→ EXERCISE DIRECTIONS: Every line containing the word "RMSE" needs to be found and copied.
— begin PROVIDED DATA —
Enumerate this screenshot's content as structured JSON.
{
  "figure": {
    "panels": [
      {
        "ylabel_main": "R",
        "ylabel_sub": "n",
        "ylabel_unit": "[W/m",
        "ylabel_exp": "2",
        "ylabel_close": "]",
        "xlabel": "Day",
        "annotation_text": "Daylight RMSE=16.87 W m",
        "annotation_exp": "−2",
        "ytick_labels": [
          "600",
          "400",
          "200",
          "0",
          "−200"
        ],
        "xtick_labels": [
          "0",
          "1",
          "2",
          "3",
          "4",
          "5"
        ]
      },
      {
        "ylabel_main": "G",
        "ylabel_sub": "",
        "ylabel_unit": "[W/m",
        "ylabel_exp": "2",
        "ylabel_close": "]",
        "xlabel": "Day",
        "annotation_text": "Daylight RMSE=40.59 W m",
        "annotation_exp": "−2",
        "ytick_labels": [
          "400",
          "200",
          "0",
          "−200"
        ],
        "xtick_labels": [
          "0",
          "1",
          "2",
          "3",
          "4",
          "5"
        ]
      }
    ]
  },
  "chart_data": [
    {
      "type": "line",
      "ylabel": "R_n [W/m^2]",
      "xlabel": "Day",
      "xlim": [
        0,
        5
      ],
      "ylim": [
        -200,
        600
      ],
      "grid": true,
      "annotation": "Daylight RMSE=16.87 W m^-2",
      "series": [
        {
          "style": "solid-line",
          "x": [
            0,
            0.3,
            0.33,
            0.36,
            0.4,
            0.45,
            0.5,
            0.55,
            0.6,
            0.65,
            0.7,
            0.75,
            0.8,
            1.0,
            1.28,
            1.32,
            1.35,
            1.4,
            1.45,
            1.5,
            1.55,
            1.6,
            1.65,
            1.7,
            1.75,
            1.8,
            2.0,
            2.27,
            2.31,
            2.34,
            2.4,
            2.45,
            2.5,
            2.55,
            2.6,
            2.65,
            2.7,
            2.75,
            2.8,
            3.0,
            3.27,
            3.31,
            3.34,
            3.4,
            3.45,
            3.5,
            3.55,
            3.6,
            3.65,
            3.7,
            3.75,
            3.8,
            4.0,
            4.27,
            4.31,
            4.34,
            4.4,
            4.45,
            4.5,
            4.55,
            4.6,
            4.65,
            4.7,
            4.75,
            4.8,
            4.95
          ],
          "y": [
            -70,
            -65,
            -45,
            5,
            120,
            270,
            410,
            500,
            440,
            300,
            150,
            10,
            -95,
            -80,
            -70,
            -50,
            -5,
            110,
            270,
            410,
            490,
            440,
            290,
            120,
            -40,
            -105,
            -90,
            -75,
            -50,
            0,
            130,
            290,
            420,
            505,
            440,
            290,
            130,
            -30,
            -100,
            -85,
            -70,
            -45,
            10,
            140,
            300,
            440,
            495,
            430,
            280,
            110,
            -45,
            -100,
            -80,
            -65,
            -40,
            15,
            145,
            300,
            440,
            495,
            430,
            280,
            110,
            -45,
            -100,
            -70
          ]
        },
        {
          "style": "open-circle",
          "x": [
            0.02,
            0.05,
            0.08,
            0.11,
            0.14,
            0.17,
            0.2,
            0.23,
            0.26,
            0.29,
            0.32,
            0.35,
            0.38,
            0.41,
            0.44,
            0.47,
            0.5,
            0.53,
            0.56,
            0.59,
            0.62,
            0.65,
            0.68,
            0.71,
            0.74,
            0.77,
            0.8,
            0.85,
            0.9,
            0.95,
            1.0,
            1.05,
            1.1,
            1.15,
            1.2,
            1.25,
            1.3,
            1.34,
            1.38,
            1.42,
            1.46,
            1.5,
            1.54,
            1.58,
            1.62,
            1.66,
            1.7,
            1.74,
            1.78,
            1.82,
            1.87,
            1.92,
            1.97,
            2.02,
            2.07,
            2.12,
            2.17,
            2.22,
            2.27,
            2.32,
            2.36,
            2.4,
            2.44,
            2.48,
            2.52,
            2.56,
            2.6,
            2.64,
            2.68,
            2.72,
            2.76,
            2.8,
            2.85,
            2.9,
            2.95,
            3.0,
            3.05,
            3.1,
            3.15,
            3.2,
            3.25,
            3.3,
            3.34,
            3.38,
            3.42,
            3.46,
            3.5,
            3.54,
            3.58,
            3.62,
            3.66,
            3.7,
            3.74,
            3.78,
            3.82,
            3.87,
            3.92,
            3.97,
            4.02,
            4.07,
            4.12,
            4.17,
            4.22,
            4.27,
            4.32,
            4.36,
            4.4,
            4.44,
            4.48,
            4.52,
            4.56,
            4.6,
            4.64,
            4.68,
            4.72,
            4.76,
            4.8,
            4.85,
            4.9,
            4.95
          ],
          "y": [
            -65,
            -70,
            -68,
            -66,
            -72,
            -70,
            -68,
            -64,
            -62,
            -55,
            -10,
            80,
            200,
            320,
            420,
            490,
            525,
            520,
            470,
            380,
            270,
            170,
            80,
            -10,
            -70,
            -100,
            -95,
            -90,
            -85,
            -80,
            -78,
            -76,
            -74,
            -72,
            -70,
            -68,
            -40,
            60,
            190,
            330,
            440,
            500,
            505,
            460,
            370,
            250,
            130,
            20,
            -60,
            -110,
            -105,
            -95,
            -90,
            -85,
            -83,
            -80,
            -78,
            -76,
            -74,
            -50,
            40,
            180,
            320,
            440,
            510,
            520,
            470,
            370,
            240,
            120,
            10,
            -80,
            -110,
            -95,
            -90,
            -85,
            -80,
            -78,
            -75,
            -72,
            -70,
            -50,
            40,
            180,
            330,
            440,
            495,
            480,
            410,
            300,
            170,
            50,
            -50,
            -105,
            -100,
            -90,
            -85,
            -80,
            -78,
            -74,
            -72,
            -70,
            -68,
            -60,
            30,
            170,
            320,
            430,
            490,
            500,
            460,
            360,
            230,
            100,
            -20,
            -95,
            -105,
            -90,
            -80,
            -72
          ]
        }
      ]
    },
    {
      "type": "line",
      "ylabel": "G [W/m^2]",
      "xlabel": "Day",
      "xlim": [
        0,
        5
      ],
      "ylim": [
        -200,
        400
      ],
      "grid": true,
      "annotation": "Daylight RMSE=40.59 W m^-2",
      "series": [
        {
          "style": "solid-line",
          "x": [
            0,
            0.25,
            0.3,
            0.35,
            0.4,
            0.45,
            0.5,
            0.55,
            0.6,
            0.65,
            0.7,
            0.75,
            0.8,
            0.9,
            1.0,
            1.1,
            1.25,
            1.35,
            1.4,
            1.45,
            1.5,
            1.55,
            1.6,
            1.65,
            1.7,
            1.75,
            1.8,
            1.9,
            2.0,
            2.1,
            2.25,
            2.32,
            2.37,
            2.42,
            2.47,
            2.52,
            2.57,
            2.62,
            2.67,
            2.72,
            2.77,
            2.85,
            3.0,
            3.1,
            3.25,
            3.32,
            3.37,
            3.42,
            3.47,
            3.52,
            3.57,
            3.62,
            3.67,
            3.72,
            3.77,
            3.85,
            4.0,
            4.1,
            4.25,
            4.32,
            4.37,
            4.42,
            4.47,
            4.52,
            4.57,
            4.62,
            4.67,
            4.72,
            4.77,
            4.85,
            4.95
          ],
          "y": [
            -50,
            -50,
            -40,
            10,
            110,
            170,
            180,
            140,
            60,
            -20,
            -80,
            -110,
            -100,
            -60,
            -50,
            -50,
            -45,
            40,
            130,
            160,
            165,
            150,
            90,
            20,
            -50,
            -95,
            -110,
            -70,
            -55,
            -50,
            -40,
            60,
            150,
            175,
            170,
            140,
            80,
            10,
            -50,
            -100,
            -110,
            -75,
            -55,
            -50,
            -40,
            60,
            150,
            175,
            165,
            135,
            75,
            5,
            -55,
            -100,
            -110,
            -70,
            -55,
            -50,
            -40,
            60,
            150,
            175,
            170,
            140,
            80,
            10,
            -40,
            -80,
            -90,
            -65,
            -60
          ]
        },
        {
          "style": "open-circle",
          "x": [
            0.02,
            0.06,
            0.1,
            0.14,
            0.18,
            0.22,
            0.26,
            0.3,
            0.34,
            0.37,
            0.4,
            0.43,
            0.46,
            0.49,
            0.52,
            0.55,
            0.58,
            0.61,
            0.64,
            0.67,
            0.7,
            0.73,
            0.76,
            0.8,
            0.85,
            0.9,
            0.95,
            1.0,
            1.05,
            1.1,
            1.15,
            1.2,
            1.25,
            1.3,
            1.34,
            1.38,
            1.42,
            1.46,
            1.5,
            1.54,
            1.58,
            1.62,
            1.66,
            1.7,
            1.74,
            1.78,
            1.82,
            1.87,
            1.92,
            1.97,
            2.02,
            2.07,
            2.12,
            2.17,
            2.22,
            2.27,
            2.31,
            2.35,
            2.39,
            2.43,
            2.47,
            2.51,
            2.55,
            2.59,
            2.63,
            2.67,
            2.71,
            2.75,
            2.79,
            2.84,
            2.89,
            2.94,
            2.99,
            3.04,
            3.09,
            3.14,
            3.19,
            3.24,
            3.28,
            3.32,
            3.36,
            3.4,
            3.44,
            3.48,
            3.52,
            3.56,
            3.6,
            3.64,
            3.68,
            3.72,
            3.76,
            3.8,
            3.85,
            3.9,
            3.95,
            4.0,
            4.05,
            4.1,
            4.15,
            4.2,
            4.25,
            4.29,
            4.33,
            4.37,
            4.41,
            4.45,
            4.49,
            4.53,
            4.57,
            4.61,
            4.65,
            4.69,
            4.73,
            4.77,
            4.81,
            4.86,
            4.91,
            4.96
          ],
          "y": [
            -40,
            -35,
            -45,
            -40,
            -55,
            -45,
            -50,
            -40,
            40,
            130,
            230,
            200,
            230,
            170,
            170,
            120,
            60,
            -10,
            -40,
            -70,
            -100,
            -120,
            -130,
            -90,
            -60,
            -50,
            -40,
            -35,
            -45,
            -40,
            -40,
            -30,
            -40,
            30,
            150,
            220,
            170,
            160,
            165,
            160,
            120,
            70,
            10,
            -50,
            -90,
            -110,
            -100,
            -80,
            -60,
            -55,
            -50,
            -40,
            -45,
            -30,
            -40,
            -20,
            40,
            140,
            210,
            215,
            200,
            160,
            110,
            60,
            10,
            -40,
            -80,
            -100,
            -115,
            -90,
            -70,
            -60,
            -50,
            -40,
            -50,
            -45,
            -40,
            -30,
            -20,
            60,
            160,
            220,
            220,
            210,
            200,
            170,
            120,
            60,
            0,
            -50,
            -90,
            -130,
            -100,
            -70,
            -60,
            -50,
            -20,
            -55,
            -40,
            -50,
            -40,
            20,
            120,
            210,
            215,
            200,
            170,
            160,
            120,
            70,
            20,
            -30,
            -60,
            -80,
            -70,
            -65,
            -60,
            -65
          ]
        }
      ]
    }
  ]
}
— end PROVIDED DATA —
→ THE OUTPUT:
        "annotation_text": "Daylight RMSE=16.87 W m",
        "annotation_text": "Daylight RMSE=40.59 W m",
      "annotation": "Daylight RMSE=16.87 W m^-2",
      "annotation": "Daylight RMSE=40.59 W m^-2",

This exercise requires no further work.